**LISTED ENTRIES:**
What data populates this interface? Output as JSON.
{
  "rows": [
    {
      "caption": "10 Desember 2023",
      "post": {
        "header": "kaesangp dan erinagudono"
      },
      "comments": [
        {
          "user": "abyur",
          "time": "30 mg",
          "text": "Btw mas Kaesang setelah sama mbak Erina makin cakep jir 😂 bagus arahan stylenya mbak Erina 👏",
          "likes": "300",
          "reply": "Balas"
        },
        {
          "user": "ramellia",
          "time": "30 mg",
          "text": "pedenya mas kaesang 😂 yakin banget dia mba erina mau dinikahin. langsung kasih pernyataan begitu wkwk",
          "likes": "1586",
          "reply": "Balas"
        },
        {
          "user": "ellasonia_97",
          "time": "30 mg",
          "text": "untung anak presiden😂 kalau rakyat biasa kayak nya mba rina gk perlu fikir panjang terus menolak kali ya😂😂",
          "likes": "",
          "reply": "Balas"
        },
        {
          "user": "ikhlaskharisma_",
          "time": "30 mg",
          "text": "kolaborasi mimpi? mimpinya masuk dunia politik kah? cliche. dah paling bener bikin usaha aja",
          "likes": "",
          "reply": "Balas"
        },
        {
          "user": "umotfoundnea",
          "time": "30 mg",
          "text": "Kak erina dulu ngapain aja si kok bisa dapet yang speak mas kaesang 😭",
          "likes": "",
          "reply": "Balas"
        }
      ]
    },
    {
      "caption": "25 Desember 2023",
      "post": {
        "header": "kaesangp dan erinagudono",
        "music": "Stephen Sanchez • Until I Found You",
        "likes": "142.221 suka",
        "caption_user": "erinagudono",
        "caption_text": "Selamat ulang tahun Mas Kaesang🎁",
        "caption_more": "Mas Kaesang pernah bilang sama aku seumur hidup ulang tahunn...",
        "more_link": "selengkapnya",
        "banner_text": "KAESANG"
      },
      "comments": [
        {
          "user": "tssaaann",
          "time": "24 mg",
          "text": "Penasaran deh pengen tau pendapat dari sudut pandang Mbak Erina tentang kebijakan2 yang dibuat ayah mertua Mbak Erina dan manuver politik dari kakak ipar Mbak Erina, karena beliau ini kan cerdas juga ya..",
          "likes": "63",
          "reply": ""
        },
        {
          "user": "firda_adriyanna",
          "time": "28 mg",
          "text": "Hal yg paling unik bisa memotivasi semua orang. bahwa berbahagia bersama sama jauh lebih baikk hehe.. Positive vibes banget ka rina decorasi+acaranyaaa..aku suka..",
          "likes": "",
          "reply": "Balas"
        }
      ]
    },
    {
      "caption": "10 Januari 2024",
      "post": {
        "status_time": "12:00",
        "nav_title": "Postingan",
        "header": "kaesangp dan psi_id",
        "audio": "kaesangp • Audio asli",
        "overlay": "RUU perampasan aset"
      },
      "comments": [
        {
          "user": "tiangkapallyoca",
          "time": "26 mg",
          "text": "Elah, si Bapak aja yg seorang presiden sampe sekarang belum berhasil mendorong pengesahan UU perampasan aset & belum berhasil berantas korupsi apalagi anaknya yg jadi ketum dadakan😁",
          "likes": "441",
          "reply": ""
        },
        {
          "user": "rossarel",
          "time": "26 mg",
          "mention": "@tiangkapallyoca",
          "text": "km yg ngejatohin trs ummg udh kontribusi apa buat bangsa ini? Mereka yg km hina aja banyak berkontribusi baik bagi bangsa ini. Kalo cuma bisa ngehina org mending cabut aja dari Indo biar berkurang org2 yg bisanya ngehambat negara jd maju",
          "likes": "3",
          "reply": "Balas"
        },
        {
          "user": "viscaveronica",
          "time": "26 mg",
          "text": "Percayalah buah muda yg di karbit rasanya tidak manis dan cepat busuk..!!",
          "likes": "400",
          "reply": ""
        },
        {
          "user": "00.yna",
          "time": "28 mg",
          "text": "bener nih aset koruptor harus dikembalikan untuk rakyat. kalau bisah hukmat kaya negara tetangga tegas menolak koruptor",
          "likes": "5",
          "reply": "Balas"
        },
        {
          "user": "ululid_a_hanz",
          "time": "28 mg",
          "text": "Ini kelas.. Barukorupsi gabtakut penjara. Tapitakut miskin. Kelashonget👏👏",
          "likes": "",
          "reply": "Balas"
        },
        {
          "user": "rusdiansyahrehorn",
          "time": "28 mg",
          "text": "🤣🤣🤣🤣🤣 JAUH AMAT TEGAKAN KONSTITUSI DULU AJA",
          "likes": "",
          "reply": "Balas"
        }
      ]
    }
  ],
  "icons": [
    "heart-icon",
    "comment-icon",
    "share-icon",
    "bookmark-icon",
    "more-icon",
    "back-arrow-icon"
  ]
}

**GIVEN TASK:** Retype the records above exactly.

**THE OUTPUT:**
What data populates this interface? Output as JSON.
{
  "rows": [
    {
      "caption": "10 Desember 2023",
      "post": {
        "header": "kaesangp dan erinagudono"
      },
      "comments": [
        {
          "user": "abyur",
          "time": "30 mg",
          "text": "Btw mas Kaesang setelah sama mbak Erina makin cakep jir 😂 bagus arahan stylenya mbak Erina 👏",
          "likes": "300",
          "reply": "Balas"
        },
        {
          "user": "ramellia",
          "time": "30 mg",
          "text": "pedenya mas kaesang 😂 yakin banget dia mba erina mau dinikahin. langsung kasih pernyataan begitu wkwk",
          "likes": "1586",
          "reply": "Balas"
        },
        {
          "user": "ellasonia_97",
          "time": "30 mg",
          "text": "untung anak presiden😂 kalau rakyat biasa kayak nya mba rina gk perlu fikir panjang terus menolak kali ya😂😂",
          "likes": "",
          "reply": "Balas"
        },
        {
          "user": "ikhlaskharisma_",
          "time": "30 mg",
          "text": "kolaborasi mimpi? mimpinya masuk dunia politik kah? cliche. dah paling bener bikin usaha aja",
          "likes": "",
          "reply": "Balas"
        },
        {
          "user": "umotfoundnea",
          "time": "30 mg",
          "text": "Kak erina dulu ngapain aja si kok bisa dapet yang speak mas kaesang 😭",
          "likes": "",
          "reply": "Balas"
        }
      ]
    },
    {
      "caption": "25 Desember 2023",
      "post": {
        "header": "kaesangp dan erinagudono",
        "music": "Stephen Sanchez • Until I Found You",
        "likes": "142.221 suka",
        "caption_user": "erinagudono",
        "caption_text": "Selamat ulang tahun Mas Kaesang🎁",
        "caption_more": "Mas Kaesang pernah bilang sama aku seumur hidup ulang tahunn...",
        "more_link": "selengkapnya",
        "banner_text": "KAESANG"
      },
      "comments": [
        {
          "user": "tssaaann",
          "time": "24 mg",
          "text": "Penasaran deh pengen tau pendapat dari sudut pandang Mbak Erina tentang kebijakan2 yang dibuat ayah mertua Mbak Erina dan manuver politik dari kakak ipar Mbak Erina, karena beliau ini kan cerdas juga ya..",
          "likes": "63",
          "reply": ""
        },
        {
          "user": "firda_adriyanna",
          "time": "28 mg",
          "text": "Hal yg paling unik bisa memotivasi semua orang. bahwa berbahagia bersama sama jauh lebih baikk hehe.. Positive vibes banget ka rina decorasi+acaranyaaa..aku suka..",
          "likes": "",
          "reply": "Balas"
        }
      ]
    },
    {
      "caption": "10 Januari 2024",
      "post": {
        "status_time": "12:00",
        "nav_title": "Postingan",
        "header": "kaesangp dan psi_id",
        "audio": "kaesangp • Audio asli",
        "overlay": "RUU perampasan aset"
      },
      "comments": [
        {
          "user": "tiangkapallyoca",
          "time": "26 mg",
          "text": "Elah, si Bapak aja yg seorang presiden sampe sekarang belum berhasil mendorong pengesahan UU perampasan aset & belum berhasil berantas korupsi apalagi anaknya yg jadi ketum dadakan😁",
          "likes": "441",
          "reply": ""
        },
        {
          "user": "rossarel",
          "time": "26 mg",
          "mention": "@tiangkapallyoca",
          "text": "km yg ngejatohin trs ummg udh kontribusi apa buat bangsa ini? Mereka yg km hina aja banyak berkontribusi baik bagi bangsa ini. Kalo cuma bisa ngehina org mending cabut aja dari Indo biar berkurang org2 yg bisanya ngehambat negara jd maju",
          "likes": "3",
          "reply": "Balas"
        },
        {
          "user": "viscaveronica",
          "time": "26 mg",
          "text": "Percayalah buah muda yg di karbit rasanya tidak manis dan cepat busuk..!!",
          "likes": "400",
          "reply": ""
        },
        {
          "user": "00.yna",
          "time": "28 mg",
          "text": "bener nih aset koruptor harus dikembalikan untuk rakyat. kalau bisah hukmat kaya negara tetangga tegas menolak koruptor",
          "likes": "5",
          "reply": "Balas"
        },
        {
          "user": "ululid_a_hanz",
          "time": "28 mg",
          "text": "Ini kelas.. Barukorupsi gabtakut penjara. Tapitakut miskin. Kelashonget👏👏",
          "likes": "",
          "reply": "Balas"
        },
        {
          "user": "rusdiansyahrehorn",
          "time": "28 mg",
          "text": "🤣🤣🤣🤣🤣 JAUH AMAT TEGAKAN KONSTITUSI DULU AJA",
          "likes": "",
          "reply": "Balas"
        }
      ]
    }
  ],
  "icons": [
    "heart-icon",
    "comment-icon",
    "share-icon",
    "bookmark-icon",
    "more-icon",
    "back-arrow-icon"
  ]
}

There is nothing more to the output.